→ **To be done**
Your task is to copy each line that has the word "structured".

** begin **

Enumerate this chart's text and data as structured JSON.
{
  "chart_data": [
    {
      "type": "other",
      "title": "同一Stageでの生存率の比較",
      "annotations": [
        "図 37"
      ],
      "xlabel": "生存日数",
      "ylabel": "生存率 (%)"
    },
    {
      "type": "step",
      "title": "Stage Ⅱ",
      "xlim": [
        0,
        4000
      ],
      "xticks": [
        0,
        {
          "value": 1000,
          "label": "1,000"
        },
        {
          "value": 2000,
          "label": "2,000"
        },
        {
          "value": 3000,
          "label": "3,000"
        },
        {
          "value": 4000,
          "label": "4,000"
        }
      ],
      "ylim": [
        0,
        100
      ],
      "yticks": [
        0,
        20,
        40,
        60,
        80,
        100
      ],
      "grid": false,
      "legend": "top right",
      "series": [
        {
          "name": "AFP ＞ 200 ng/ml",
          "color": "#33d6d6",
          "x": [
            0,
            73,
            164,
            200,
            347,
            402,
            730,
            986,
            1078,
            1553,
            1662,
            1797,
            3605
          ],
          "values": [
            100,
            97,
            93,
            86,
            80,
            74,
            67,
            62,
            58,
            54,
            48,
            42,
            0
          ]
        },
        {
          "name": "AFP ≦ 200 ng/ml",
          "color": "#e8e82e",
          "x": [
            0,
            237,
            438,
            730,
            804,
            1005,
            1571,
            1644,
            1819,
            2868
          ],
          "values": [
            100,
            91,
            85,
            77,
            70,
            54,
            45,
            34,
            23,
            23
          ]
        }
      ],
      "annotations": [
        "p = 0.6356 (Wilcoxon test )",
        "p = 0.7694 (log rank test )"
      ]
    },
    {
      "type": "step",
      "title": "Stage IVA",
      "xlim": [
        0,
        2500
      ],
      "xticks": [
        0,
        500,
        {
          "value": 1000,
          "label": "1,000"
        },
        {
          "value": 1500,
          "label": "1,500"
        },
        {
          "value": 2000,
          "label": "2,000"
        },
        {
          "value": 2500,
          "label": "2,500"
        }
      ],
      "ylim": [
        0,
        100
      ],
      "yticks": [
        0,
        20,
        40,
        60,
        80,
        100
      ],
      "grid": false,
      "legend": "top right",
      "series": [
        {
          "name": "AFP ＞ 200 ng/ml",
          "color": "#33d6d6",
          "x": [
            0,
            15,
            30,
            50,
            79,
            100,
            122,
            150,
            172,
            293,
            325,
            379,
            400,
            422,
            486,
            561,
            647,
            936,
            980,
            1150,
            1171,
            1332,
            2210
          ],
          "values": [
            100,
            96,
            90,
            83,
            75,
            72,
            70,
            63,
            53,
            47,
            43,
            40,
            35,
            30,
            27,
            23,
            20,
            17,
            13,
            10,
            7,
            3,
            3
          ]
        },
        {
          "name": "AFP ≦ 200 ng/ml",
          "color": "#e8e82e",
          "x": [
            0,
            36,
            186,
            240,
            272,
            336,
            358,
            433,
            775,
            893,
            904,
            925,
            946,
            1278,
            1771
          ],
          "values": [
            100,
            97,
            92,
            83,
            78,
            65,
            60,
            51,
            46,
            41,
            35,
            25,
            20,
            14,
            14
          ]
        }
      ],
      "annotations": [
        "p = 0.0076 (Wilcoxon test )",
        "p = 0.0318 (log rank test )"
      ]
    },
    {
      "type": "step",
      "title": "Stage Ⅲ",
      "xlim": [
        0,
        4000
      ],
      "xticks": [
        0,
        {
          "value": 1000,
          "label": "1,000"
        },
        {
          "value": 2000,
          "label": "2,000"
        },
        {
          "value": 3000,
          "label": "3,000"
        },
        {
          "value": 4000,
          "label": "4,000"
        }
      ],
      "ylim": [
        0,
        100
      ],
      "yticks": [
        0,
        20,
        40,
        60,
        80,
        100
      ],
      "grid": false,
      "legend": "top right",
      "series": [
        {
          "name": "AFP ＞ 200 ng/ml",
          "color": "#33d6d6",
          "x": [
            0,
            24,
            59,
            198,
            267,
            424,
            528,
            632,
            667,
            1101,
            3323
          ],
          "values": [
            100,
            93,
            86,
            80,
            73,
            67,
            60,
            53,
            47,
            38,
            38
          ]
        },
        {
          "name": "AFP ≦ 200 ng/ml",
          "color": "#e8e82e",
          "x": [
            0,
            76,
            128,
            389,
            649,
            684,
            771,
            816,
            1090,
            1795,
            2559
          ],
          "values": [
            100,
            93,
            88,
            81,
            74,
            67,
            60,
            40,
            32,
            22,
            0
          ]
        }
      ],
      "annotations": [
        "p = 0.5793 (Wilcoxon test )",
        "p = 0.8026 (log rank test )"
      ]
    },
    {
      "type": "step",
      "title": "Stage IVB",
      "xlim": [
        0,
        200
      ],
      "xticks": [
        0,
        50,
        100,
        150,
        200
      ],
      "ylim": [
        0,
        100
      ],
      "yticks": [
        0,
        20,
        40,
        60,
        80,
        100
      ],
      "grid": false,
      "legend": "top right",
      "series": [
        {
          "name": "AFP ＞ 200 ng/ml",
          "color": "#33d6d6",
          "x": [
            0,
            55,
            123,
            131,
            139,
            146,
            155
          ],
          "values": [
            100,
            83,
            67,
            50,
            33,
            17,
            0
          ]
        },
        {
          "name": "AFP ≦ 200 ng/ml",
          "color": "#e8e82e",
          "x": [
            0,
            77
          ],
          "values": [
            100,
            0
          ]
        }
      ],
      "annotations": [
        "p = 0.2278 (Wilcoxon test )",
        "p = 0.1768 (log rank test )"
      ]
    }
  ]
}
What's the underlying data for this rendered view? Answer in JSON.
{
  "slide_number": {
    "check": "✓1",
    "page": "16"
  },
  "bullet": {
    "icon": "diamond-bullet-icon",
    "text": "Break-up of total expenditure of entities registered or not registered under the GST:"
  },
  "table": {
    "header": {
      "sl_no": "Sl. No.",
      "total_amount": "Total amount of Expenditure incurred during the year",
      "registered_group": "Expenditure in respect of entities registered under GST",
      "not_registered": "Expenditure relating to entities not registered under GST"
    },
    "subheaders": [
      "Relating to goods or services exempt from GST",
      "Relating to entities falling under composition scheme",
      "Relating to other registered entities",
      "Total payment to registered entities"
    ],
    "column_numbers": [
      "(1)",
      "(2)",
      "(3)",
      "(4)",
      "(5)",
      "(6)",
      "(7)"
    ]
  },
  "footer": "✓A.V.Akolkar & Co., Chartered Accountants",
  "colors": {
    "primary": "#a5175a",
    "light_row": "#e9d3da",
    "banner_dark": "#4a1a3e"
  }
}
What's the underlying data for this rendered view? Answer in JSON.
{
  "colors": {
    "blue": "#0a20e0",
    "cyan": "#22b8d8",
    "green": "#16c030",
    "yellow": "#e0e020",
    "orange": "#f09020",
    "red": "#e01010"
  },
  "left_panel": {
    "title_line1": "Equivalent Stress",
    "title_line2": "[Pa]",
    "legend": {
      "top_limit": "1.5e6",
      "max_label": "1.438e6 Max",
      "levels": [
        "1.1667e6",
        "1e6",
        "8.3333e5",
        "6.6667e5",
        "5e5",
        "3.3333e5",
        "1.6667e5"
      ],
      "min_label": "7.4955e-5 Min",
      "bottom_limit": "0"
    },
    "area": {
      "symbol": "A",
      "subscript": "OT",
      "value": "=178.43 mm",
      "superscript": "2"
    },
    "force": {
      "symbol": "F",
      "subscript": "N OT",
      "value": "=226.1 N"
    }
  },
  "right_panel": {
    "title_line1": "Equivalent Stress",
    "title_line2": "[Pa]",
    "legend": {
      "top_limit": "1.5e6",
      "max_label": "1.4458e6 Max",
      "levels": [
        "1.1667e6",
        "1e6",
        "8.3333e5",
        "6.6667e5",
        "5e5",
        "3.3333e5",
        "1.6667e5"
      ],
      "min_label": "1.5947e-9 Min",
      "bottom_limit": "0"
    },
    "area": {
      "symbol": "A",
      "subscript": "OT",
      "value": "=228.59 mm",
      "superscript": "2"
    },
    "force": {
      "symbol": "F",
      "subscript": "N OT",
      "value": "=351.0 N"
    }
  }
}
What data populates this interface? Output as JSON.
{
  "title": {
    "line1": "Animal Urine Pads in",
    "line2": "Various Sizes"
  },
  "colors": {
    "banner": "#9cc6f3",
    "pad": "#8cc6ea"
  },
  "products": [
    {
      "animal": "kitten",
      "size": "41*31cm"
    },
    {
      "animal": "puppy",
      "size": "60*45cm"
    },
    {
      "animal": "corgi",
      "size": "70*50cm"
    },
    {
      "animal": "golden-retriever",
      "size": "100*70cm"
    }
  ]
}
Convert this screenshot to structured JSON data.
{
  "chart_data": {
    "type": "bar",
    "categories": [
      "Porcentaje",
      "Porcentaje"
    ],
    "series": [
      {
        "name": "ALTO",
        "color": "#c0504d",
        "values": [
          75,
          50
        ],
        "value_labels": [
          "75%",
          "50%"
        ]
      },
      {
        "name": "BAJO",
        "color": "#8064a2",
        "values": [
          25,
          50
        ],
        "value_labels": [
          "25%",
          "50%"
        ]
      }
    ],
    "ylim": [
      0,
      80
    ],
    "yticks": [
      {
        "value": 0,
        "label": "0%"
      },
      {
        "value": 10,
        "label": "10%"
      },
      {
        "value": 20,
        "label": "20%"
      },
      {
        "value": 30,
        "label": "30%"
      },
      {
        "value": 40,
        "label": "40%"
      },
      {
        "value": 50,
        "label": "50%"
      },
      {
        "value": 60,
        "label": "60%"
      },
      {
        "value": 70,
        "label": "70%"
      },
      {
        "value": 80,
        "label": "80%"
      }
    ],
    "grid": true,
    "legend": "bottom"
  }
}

** end **

→ **Exercise answer**
Enumerate this chart's text and data as structured JSON.
Convert this screenshot to structured JSON data.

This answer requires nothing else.